(A block of data)
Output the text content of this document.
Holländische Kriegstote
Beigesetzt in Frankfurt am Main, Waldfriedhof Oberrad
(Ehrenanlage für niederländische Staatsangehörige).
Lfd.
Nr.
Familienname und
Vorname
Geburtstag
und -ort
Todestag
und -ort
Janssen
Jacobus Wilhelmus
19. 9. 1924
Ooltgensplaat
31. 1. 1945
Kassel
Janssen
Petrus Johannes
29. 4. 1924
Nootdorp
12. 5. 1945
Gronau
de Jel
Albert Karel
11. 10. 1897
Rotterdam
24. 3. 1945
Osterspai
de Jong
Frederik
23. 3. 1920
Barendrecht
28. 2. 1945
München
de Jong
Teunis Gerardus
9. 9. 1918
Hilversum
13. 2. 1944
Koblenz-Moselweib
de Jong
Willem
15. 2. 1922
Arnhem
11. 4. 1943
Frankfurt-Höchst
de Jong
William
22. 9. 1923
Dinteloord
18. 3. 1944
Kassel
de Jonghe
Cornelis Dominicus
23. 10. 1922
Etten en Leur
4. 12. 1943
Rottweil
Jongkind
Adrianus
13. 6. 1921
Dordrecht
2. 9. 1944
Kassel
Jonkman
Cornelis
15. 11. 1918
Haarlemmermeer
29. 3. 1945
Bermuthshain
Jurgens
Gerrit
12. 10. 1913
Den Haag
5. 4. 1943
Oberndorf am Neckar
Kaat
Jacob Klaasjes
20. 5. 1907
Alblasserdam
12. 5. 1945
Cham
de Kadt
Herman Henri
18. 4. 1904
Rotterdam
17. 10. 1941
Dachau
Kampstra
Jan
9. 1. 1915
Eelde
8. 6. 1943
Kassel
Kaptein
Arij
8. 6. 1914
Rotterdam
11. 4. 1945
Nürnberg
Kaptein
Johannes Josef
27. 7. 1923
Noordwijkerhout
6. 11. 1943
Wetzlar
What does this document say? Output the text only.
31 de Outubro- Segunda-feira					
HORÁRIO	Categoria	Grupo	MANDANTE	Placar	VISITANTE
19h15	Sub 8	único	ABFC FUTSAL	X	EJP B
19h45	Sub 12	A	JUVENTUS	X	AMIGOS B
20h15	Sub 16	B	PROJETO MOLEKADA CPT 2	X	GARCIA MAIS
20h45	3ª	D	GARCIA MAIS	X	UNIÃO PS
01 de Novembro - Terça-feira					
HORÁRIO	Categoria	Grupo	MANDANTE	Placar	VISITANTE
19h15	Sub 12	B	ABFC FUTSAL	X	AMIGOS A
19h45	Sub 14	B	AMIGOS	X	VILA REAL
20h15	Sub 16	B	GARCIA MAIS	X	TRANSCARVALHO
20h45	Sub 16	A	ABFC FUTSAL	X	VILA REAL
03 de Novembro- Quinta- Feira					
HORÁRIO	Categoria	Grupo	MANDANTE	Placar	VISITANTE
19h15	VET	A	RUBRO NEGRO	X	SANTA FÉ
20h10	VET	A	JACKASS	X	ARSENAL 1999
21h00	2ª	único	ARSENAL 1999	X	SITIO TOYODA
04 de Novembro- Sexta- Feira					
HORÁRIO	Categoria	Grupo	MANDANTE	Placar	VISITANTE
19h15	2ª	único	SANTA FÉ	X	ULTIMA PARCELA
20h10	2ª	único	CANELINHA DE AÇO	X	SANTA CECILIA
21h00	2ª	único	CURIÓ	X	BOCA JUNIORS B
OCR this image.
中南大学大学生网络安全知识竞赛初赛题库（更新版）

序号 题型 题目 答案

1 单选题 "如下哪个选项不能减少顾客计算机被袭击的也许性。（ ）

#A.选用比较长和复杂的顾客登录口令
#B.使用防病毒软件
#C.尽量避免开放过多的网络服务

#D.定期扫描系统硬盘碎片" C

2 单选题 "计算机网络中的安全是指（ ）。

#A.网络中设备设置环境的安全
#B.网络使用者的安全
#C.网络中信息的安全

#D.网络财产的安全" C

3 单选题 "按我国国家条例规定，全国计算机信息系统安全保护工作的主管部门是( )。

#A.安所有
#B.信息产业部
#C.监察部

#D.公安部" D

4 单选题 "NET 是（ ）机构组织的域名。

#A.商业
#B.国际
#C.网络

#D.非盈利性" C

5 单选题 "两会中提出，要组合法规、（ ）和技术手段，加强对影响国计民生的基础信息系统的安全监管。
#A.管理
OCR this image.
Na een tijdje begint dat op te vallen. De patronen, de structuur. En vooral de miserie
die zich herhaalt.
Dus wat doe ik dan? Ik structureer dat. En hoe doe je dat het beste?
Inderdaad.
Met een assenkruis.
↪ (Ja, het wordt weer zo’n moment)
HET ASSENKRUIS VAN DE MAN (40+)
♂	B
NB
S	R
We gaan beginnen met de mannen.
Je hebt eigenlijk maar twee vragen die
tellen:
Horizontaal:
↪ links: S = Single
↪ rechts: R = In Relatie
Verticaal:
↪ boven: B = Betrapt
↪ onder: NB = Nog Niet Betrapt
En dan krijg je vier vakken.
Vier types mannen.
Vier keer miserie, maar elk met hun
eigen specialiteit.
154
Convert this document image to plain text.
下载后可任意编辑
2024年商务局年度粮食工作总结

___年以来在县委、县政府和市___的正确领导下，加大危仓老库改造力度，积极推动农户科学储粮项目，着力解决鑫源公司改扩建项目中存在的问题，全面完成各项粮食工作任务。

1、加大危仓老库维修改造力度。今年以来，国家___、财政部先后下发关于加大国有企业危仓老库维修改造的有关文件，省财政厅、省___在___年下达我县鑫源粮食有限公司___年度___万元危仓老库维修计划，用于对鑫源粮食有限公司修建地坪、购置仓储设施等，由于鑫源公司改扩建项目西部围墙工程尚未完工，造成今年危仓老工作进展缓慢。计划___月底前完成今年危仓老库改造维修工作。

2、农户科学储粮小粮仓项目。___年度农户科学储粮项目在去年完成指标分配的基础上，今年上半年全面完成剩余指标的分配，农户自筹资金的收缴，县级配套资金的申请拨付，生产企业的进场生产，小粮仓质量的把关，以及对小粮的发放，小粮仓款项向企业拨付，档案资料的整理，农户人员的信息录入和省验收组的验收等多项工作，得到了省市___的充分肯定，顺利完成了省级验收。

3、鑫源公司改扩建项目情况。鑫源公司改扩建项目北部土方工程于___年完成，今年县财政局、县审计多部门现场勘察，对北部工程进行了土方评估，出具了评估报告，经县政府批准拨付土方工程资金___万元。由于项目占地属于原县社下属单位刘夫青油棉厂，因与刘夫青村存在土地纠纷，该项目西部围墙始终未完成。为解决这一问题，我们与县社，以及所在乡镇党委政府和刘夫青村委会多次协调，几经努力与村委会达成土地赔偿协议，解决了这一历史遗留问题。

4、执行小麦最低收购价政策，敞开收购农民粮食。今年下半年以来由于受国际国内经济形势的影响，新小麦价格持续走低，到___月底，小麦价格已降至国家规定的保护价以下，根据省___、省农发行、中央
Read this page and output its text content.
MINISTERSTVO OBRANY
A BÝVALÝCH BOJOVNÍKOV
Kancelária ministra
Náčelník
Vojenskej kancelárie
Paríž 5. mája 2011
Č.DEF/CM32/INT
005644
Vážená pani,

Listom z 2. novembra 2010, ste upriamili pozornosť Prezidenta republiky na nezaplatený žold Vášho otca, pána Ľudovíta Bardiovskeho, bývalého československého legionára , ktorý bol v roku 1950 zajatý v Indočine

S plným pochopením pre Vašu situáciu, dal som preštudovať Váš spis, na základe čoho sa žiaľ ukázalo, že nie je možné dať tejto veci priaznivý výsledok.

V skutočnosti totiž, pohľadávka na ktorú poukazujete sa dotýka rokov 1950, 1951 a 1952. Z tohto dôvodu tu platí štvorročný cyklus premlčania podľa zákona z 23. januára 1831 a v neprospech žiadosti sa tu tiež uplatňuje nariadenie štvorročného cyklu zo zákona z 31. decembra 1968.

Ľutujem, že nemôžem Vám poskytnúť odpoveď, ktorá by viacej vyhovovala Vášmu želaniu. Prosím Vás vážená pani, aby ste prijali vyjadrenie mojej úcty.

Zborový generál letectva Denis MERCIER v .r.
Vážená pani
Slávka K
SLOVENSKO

PROBLEM TO WORK ON:
Repeat, character for character, the lines from the one that holds "Read this page and output its text content." to the final line of the material, inclusive, and no other lines.

EXPECTED ANSWER:
Read this page and output its text content.
MINISTERSTVO OBRANY
A BÝVALÝCH BOJOVNÍKOV
Kancelária ministra
Náčelník
Vojenskej kancelárie
Paríž 5. mája 2011
Č.DEF/CM32/INT
005644
Vážená pani,

Listom z 2. novembra 2010, ste upriamili pozornosť Prezidenta republiky na nezaplatený žold Vášho otca, pána Ľudovíta Bardiovskeho, bývalého československého legionára , ktorý bol v roku 1950 zajatý v Indočine

S plným pochopením pre Vašu situáciu, dal som preštudovať Váš spis, na základe čoho sa žiaľ ukázalo, že nie je možné dať tejto veci priaznivý výsledok.

V skutočnosti totiž, pohľadávka na ktorú poukazujete sa dotýka rokov 1950, 1951 a 1952. Z tohto dôvodu tu platí štvorročný cyklus premlčania podľa zákona z 23. januára 1831 a v neprospech žiadosti sa tu tiež uplatňuje nariadenie štvorročného cyklu zo zákona z 31. decembra 1968.

Ľutujem, že nemôžem Vám poskytnúť odpoveď, ktorá by viacej vyhovovala Vášmu želaniu. Prosím Vás vážená pani, aby ste prijali vyjadrenie mojej úcty.

Zborový generál letectva Denis MERCIER v .r.
Vážená pani
Slávka K
SLOVENSKO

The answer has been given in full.